#### Dataset excerpts:
╔══
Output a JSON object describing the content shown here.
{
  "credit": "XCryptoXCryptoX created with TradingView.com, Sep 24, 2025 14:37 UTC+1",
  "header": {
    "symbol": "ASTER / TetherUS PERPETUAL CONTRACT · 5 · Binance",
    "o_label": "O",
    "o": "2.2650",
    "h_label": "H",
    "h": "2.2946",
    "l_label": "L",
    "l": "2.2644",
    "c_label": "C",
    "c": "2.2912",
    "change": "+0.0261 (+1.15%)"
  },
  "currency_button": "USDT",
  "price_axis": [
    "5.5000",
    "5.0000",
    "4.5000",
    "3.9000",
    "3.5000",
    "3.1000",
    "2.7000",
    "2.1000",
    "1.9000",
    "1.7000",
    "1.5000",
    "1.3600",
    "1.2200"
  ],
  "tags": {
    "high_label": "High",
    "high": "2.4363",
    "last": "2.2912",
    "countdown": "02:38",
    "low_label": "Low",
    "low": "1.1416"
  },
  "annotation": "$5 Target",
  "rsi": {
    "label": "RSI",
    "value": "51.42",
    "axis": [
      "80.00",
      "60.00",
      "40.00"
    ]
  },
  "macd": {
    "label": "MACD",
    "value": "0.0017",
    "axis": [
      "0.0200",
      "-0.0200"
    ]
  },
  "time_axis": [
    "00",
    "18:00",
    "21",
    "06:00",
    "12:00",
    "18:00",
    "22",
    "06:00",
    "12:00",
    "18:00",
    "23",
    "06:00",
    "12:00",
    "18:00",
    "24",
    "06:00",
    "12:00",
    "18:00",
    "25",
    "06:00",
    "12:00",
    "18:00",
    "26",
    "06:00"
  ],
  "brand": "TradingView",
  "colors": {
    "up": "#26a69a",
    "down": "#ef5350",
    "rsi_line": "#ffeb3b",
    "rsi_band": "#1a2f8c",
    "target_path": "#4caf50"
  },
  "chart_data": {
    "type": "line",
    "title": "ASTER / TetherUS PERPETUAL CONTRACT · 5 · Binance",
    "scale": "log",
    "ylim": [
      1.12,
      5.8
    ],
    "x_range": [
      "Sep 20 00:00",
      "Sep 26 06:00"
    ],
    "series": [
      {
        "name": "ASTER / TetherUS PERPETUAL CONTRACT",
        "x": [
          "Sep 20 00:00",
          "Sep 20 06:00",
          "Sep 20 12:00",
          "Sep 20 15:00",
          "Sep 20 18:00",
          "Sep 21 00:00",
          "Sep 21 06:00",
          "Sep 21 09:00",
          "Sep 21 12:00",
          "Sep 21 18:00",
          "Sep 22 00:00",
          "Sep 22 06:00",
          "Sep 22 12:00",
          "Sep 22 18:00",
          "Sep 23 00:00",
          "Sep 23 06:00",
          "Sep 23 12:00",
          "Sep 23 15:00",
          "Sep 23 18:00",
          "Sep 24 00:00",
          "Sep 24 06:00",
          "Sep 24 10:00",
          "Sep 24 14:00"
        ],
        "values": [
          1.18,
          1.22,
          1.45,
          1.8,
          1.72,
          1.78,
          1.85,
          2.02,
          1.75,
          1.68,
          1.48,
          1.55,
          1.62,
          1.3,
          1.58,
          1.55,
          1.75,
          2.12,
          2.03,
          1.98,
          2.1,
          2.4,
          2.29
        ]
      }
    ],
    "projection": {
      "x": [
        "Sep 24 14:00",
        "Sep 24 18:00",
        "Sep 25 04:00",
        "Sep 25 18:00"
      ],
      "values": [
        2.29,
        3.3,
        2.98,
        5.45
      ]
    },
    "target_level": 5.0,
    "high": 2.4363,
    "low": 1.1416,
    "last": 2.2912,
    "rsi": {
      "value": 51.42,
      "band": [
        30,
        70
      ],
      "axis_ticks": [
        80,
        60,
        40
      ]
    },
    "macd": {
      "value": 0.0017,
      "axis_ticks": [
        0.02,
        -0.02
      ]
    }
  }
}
╚══
Copy each line of the preceding data that contains the string "PERPETUAL".

    "symbol": "ASTER / TetherUS PERPETUAL CONTRACT · 5 · Binance",
    "title": "ASTER / TetherUS PERPETUAL CONTRACT · 5 · Binance",
        "name": "ASTER / TetherUS PERPETUAL CONTRACT",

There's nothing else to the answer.